[Your instructions] Write the entries below out again exactly; any picture in them stays out.

##### Exercise input

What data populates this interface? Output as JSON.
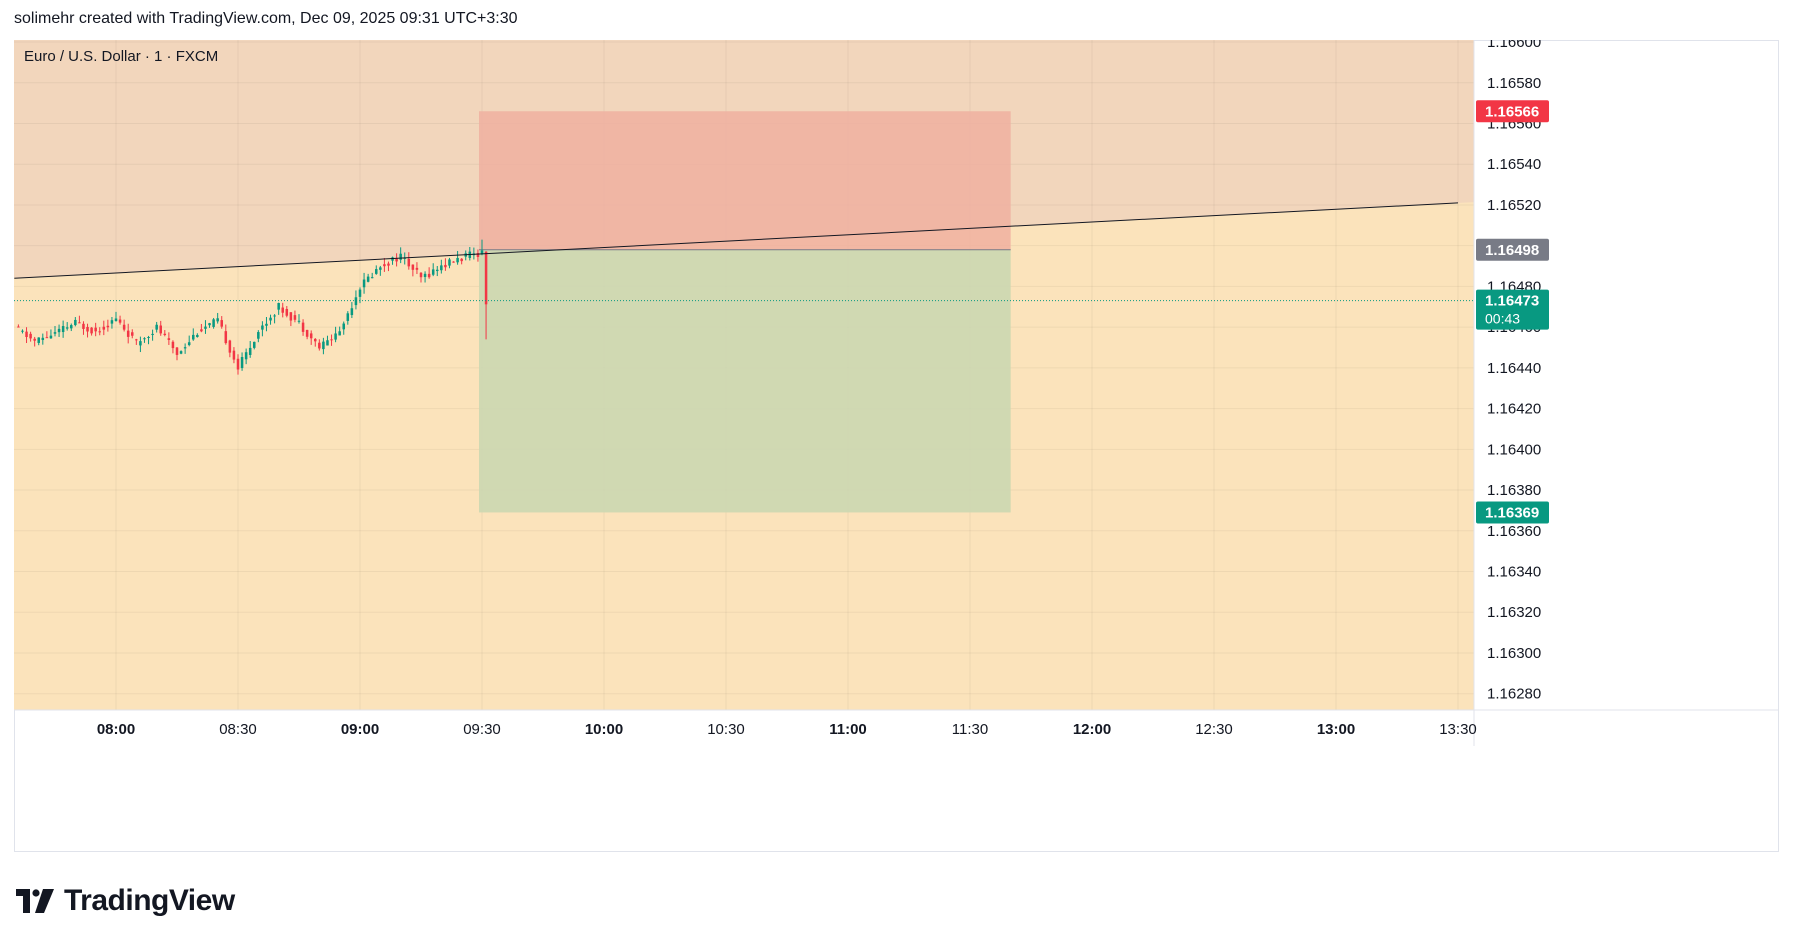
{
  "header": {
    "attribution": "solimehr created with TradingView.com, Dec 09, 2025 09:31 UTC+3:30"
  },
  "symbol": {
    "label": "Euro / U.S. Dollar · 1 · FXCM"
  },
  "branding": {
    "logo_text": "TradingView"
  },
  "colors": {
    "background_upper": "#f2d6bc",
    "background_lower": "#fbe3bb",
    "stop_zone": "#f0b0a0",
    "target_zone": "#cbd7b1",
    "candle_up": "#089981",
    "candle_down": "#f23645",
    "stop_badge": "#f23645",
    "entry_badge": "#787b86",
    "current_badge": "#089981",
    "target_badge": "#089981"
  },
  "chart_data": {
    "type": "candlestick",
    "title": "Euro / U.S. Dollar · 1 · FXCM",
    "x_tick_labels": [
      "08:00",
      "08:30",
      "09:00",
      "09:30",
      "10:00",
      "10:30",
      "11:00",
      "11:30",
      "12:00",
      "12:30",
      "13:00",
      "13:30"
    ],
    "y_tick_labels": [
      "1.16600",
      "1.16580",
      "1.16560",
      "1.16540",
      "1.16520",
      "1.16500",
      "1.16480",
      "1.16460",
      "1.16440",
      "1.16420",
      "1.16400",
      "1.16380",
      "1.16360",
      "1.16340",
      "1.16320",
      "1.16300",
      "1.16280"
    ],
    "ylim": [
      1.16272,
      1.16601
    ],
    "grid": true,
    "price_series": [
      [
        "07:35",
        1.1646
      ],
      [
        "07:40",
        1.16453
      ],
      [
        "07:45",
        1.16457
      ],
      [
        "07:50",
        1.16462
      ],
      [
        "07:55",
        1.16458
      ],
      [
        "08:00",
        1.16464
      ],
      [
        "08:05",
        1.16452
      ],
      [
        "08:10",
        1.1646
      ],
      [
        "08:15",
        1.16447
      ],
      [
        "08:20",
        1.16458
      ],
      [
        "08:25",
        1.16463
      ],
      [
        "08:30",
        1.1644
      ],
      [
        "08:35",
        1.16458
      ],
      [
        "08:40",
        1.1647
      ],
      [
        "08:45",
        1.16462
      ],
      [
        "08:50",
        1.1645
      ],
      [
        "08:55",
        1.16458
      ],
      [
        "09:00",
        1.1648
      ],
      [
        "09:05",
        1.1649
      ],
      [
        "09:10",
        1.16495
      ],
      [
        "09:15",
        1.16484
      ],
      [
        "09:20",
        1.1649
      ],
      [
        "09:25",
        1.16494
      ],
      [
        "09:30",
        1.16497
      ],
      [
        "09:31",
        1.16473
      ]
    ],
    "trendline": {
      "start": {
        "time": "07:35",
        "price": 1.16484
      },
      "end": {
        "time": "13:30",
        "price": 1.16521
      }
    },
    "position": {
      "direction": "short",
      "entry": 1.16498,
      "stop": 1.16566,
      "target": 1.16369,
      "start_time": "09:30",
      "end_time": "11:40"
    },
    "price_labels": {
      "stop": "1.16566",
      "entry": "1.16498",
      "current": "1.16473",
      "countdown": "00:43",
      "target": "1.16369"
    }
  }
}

##########

[Expected output]
What data populates this interface? Output as JSON.
{
  "header": {
    "attribution": "solimehr created with TradingView.com, Dec 09, 2025 09:31 UTC+3:30"
  },
  "symbol": {
    "label": "Euro / U.S. Dollar · 1 · FXCM"
  },
  "branding": {
    "logo_text": "TradingView"
  },
  "colors": {
    "background_upper": "#f2d6bc",
    "background_lower": "#fbe3bb",
    "stop_zone": "#f0b0a0",
    "target_zone": "#cbd7b1",
    "candle_up": "#089981",
    "candle_down": "#f23645",
    "stop_badge": "#f23645",
    "entry_badge": "#787b86",
    "current_badge": "#089981",
    "target_badge": "#089981"
  },
  "chart_data": {
    "type": "candlestick",
    "title": "Euro / U.S. Dollar · 1 · FXCM",
    "x_tick_labels": [
      "08:00",
      "08:30",
      "09:00",
      "09:30",
      "10:00",
      "10:30",
      "11:00",
      "11:30",
      "12:00",
      "12:30",
      "13:00",
      "13:30"
    ],
    "y_tick_labels": [
      "1.16600",
      "1.16580",
      "1.16560",
      "1.16540",
      "1.16520",
      "1.16500",
      "1.16480",
      "1.16460",
      "1.16440",
      "1.16420",
      "1.16400",
      "1.16380",
      "1.16360",
      "1.16340",
      "1.16320",
      "1.16300",
      "1.16280"
    ],
    "ylim": [
      1.16272,
      1.16601
    ],
    "grid": true,
    "price_series": [
      [
        "07:35",
        1.1646
      ],
      [
        "07:40",
        1.16453
      ],
      [
        "07:45",
        1.16457
      ],
      [
        "07:50",
        1.16462
      ],
      [
        "07:55",
        1.16458
      ],
      [
        "08:00",
        1.16464
      ],
      [
        "08:05",
        1.16452
      ],
      [
        "08:10",
        1.1646
      ],
      [
        "08:15",
        1.16447
      ],
      [
        "08:20",
        1.16458
      ],
      [
        "08:25",
        1.16463
      ],
      [
        "08:30",
        1.1644
      ],
      [
        "08:35",
        1.16458
      ],
      [
        "08:40",
        1.1647
      ],
      [
        "08:45",
        1.16462
      ],
      [
        "08:50",
        1.1645
      ],
      [
        "08:55",
        1.16458
      ],
      [
        "09:00",
        1.1648
      ],
      [
        "09:05",
        1.1649
      ],
      [
        "09:10",
        1.16495
      ],
      [
        "09:15",
        1.16484
      ],
      [
        "09:20",
        1.1649
      ],
      [
        "09:25",
        1.16494
      ],
      [
        "09:30",
        1.16497
      ],
      [
        "09:31",
        1.16473
      ]
    ],
    "trendline": {
      "start": {
        "time": "07:35",
        "price": 1.16484
      },
      "end": {
        "time": "13:30",
        "price": 1.16521
      }
    },
    "position": {
      "direction": "short",
      "entry": 1.16498,
      "stop": 1.16566,
      "target": 1.16369,
      "start_time": "09:30",
      "end_time": "11:40"
    },
    "price_labels": {
      "stop": "1.16566",
      "entry": "1.16498",
      "current": "1.16473",
      "countdown": "00:43",
      "target": "1.16369"
    }
  }
}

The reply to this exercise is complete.